Short task: Each entry here needs to be set down again exactly, please; pictures are left out.

Dataset listings of figures:
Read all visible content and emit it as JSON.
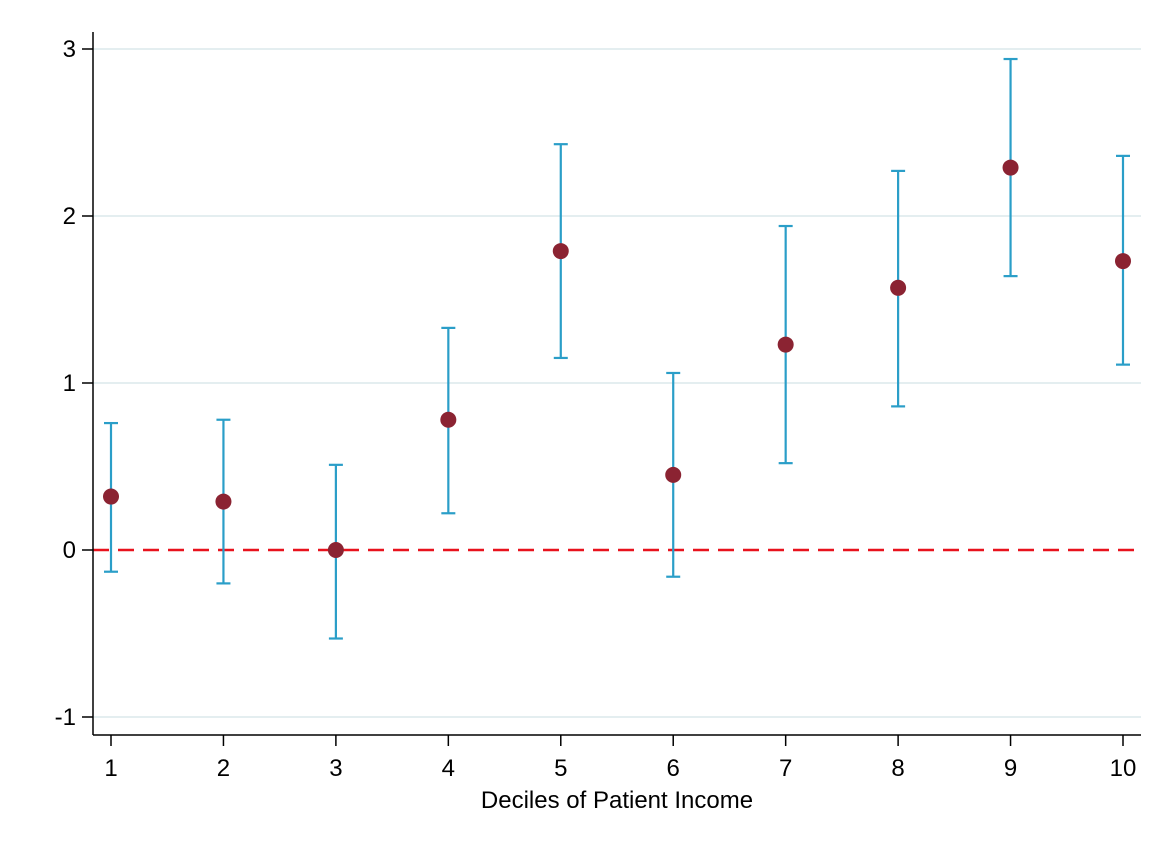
{
  "chart_data": {
    "type": "scatter",
    "subtype": "coefficient-plot-with-confidence-intervals",
    "title": "",
    "xlabel": "Deciles of Patient Income",
    "ylabel": "",
    "x_ticks": [
      "1",
      "2",
      "3",
      "4",
      "5",
      "6",
      "7",
      "8",
      "9",
      "10"
    ],
    "y_ticks": [
      "-1",
      "0",
      "1",
      "2",
      "3"
    ],
    "xlim": [
      0.85,
      10.15
    ],
    "ylim": [
      -1.11,
      3.11
    ],
    "grid": "horizontal",
    "reference_line": {
      "y": 0,
      "style": "dashed",
      "color": "#e8121d"
    },
    "colors": {
      "point": "#8b2332",
      "error_bar": "#2a9ec8",
      "grid": "#e4eef0",
      "axis": "#000000"
    },
    "points": [
      {
        "x": 1,
        "y": 0.32,
        "ci_low": -0.13,
        "ci_high": 0.76
      },
      {
        "x": 2,
        "y": 0.29,
        "ci_low": -0.2,
        "ci_high": 0.78
      },
      {
        "x": 3,
        "y": 0.0,
        "ci_low": -0.53,
        "ci_high": 0.51
      },
      {
        "x": 4,
        "y": 0.78,
        "ci_low": 0.22,
        "ci_high": 1.33
      },
      {
        "x": 5,
        "y": 1.79,
        "ci_low": 1.15,
        "ci_high": 2.43
      },
      {
        "x": 6,
        "y": 0.45,
        "ci_low": -0.16,
        "ci_high": 1.06
      },
      {
        "x": 7,
        "y": 1.23,
        "ci_low": 0.52,
        "ci_high": 1.94
      },
      {
        "x": 8,
        "y": 1.57,
        "ci_low": 0.86,
        "ci_high": 2.27
      },
      {
        "x": 9,
        "y": 2.29,
        "ci_low": 1.64,
        "ci_high": 2.94
      },
      {
        "x": 10,
        "y": 1.73,
        "ci_low": 1.11,
        "ci_high": 2.36
      }
    ]
  }
}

Answer:
Read all visible content and emit it as JSON.
{
  "chart_data": {
    "type": "scatter",
    "subtype": "coefficient-plot-with-confidence-intervals",
    "title": "",
    "xlabel": "Deciles of Patient Income",
    "ylabel": "",
    "x_ticks": [
      "1",
      "2",
      "3",
      "4",
      "5",
      "6",
      "7",
      "8",
      "9",
      "10"
    ],
    "y_ticks": [
      "-1",
      "0",
      "1",
      "2",
      "3"
    ],
    "xlim": [
      0.85,
      10.15
    ],
    "ylim": [
      -1.11,
      3.11
    ],
    "grid": "horizontal",
    "reference_line": {
      "y": 0,
      "style": "dashed",
      "color": "#e8121d"
    },
    "colors": {
      "point": "#8b2332",
      "error_bar": "#2a9ec8",
      "grid": "#e4eef0",
      "axis": "#000000"
    },
    "points": [
      {
        "x": 1,
        "y": 0.32,
        "ci_low": -0.13,
        "ci_high": 0.76
      },
      {
        "x": 2,
        "y": 0.29,
        "ci_low": -0.2,
        "ci_high": 0.78
      },
      {
        "x": 3,
        "y": 0.0,
        "ci_low": -0.53,
        "ci_high": 0.51
      },
      {
        "x": 4,
        "y": 0.78,
        "ci_low": 0.22,
        "ci_high": 1.33
      },
      {
        "x": 5,
        "y": 1.79,
        "ci_low": 1.15,
        "ci_high": 2.43
      },
      {
        "x": 6,
        "y": 0.45,
        "ci_low": -0.16,
        "ci_high": 1.06
      },
      {
        "x": 7,
        "y": 1.23,
        "ci_low": 0.52,
        "ci_high": 1.94
      },
      {
        "x": 8,
        "y": 1.57,
        "ci_low": 0.86,
        "ci_high": 2.27
      },
      {
        "x": 9,
        "y": 2.29,
        "ci_low": 1.64,
        "ci_high": 2.94
      },
      {
        "x": 10,
        "y": 1.73,
        "ci_low": 1.11,
        "ci_high": 2.36
      }
    ]
  }
}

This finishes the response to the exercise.